§ Problem to solve
Locate all lines in the data below that hold "Task" and show them.

Excerpt from a dataset:
------------------------------------------------------------------------

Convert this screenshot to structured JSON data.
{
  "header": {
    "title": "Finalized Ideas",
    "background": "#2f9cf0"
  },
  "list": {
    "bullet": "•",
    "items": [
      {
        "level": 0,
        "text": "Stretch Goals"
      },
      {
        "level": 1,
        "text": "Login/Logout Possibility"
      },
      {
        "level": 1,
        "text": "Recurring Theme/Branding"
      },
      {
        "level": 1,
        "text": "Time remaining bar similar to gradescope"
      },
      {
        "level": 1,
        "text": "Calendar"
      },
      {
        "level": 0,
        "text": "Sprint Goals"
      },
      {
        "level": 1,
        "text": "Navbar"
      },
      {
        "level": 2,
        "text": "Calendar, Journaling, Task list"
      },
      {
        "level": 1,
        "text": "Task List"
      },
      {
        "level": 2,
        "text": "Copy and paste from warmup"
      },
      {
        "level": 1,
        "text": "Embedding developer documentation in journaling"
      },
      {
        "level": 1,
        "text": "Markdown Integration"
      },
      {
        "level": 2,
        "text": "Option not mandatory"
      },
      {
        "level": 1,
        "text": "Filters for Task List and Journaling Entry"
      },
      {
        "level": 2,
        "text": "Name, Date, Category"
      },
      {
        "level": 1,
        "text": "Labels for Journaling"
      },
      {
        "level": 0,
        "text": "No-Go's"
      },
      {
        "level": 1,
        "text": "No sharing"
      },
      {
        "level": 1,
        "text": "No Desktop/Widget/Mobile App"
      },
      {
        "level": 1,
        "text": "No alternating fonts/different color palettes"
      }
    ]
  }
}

------------------------------------------------------------------------

§ Reply to the exercise
        "text": "Calendar, Journaling, Task list"
        "text": "Task List"
        "text": "Filters for Task List and Journaling Entry"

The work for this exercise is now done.